Entries from a visual dataset:
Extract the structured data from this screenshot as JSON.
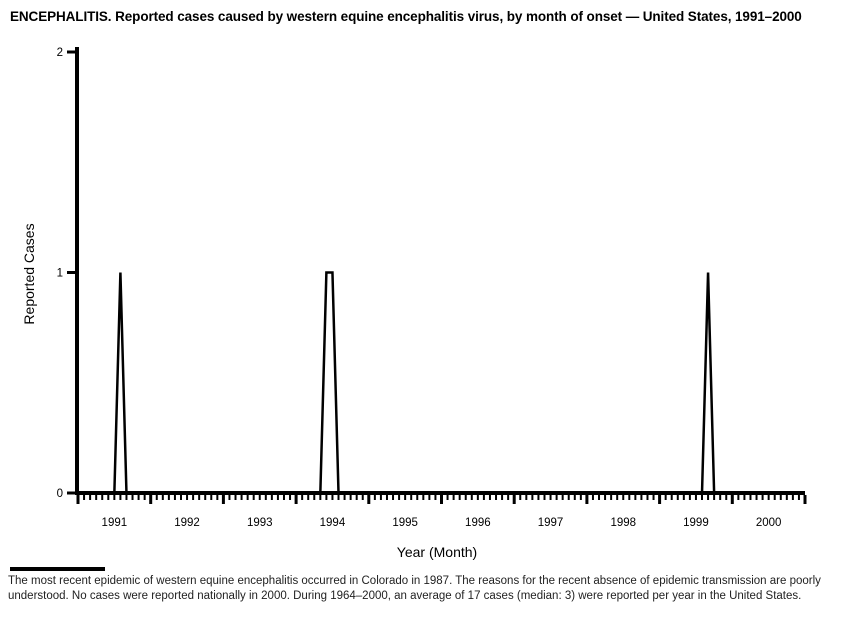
{
  "title": "ENCEPHALITIS. Reported cases caused by western equine encephalitis virus, by month of onset — United States, 1991–2000",
  "footnote": {
    "line1": "The most recent epidemic of western equine encephalitis occurred in Colorado in 1987. The reasons for the recent absence of epidemic transmission are poorly",
    "line2": "understood. No cases were reported nationally in 2000. During 1964–2000, an average of 17 cases (median: 3) were reported per year in the United States."
  },
  "chart_data": {
    "type": "line",
    "title": "ENCEPHALITIS. Reported cases caused by western equine encephalitis virus, by month of onset — United States, 1991–2000",
    "xlabel": "Year (Month)",
    "ylabel": "Reported Cases",
    "x_years": [
      "1991",
      "1992",
      "1993",
      "1994",
      "1995",
      "1996",
      "1997",
      "1998",
      "1999",
      "2000"
    ],
    "x_start": "1991-01",
    "x_step": "1 month",
    "months_per_year": 12,
    "ylim": [
      0,
      2
    ],
    "yticks": [
      0,
      1,
      2
    ],
    "grid": "off",
    "legend": "none",
    "line_color": "#000000",
    "nonzero_points": [
      {
        "year": 1991,
        "month": 8,
        "month_name": "Aug",
        "cases": 1
      },
      {
        "year": 1994,
        "month": 6,
        "month_name": "Jun",
        "cases": 1
      },
      {
        "year": 1994,
        "month": 7,
        "month_name": "Jul",
        "cases": 1
      },
      {
        "year": 1999,
        "month": 9,
        "month_name": "Sep",
        "cases": 1
      }
    ],
    "values": [
      0,
      0,
      0,
      0,
      0,
      0,
      0,
      1,
      0,
      0,
      0,
      0,
      0,
      0,
      0,
      0,
      0,
      0,
      0,
      0,
      0,
      0,
      0,
      0,
      0,
      0,
      0,
      0,
      0,
      0,
      0,
      0,
      0,
      0,
      0,
      0,
      0,
      0,
      0,
      0,
      0,
      1,
      1,
      0,
      0,
      0,
      0,
      0,
      0,
      0,
      0,
      0,
      0,
      0,
      0,
      0,
      0,
      0,
      0,
      0,
      0,
      0,
      0,
      0,
      0,
      0,
      0,
      0,
      0,
      0,
      0,
      0,
      0,
      0,
      0,
      0,
      0,
      0,
      0,
      0,
      0,
      0,
      0,
      0,
      0,
      0,
      0,
      0,
      0,
      0,
      0,
      0,
      0,
      0,
      0,
      0,
      0,
      0,
      0,
      0,
      0,
      0,
      0,
      0,
      1,
      0,
      0,
      0,
      0,
      0,
      0,
      0,
      0,
      0,
      0,
      0,
      0,
      0,
      0,
      0
    ]
  }
}
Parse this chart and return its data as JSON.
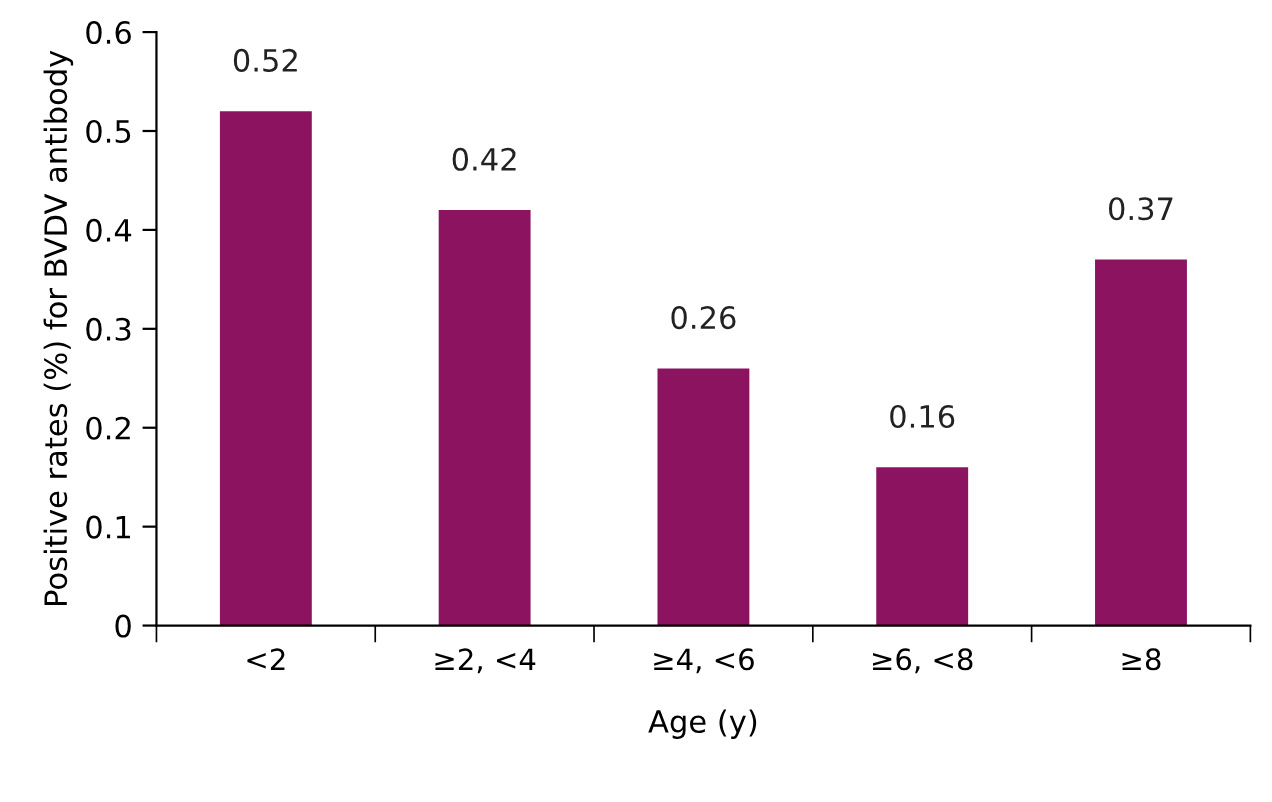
{
  "chart_data": {
    "type": "bar",
    "xlabel": "Age (y)",
    "ylabel": "Positive rates (%) for BVDV antibody",
    "categories": [
      "<2",
      "≥2, <4",
      "≥4, <6",
      "≥6, <8",
      "≥8"
    ],
    "values": [
      0.52,
      0.42,
      0.26,
      0.16,
      0.37
    ],
    "color": "#8b1360",
    "ylim": [
      0,
      0.6
    ],
    "yticks": [
      0,
      0.1,
      0.2,
      0.3,
      0.4,
      0.5,
      0.6
    ],
    "grid": false,
    "data_labels": true
  }
}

Aim of the exercise:
Nothing but the lines from the one with "Parse this chart and return its data as JSON." through the last line of the records should appear in your answer, each exactly as written and without pictures.

Exercise result:
Parse this chart and return its data as JSON.
{
  "chart_data": {
    "type": "bar",
    "xlabel": "Age (y)",
    "ylabel": "Positive rates (%) for BVDV antibody",
    "categories": [
      "<2",
      "≥2, <4",
      "≥4, <6",
      "≥6, <8",
      "≥8"
    ],
    "values": [
      0.52,
      0.42,
      0.26,
      0.16,
      0.37
    ],
    "color": "#8b1360",
    "ylim": [
      0,
      0.6
    ],
    "yticks": [
      0,
      0.1,
      0.2,
      0.3,
      0.4,
      0.5,
      0.6
    ],
    "grid": false,
    "data_labels": true
  }
}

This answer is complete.